*** Supplied records

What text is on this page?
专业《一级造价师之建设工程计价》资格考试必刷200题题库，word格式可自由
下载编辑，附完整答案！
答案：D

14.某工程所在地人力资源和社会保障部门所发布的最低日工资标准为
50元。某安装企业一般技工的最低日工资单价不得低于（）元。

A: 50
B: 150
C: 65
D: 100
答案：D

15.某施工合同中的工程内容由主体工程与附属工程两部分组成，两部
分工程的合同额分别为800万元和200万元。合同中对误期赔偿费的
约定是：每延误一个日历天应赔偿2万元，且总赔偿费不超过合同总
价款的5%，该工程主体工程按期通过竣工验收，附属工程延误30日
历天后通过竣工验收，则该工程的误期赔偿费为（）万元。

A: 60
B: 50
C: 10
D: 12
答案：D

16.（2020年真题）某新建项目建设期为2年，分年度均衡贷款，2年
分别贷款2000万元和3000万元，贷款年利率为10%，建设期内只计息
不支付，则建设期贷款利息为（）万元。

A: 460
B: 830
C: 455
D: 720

******

* [Requirements]:
Exactly reproduce every record.

* [Response for this exercise]:
What text is on this page?
专业《一级造价师之建设工程计价》资格考试必刷200题题库，word格式可自由
下载编辑，附完整答案！
答案：D

14.某工程所在地人力资源和社会保障部门所发布的最低日工资标准为
50元。某安装企业一般技工的最低日工资单价不得低于（）元。

A: 50
B: 150
C: 65
D: 100
答案：D

15.某施工合同中的工程内容由主体工程与附属工程两部分组成，两部
分工程的合同额分别为800万元和200万元。合同中对误期赔偿费的
约定是：每延误一个日历天应赔偿2万元，且总赔偿费不超过合同总
价款的5%，该工程主体工程按期通过竣工验收，附属工程延误30日
历天后通过竣工验收，则该工程的误期赔偿费为（）万元。

A: 60
B: 50
C: 10
D: 12
答案：D

16.（2020年真题）某新建项目建设期为2年，分年度均衡贷款，2年
分别贷款2000万元和3000万元，贷款年利率为10%，建设期内只计息
不支付，则建设期贷款利息为（）万元。

A: 460
B: 830
C: 455
D: 720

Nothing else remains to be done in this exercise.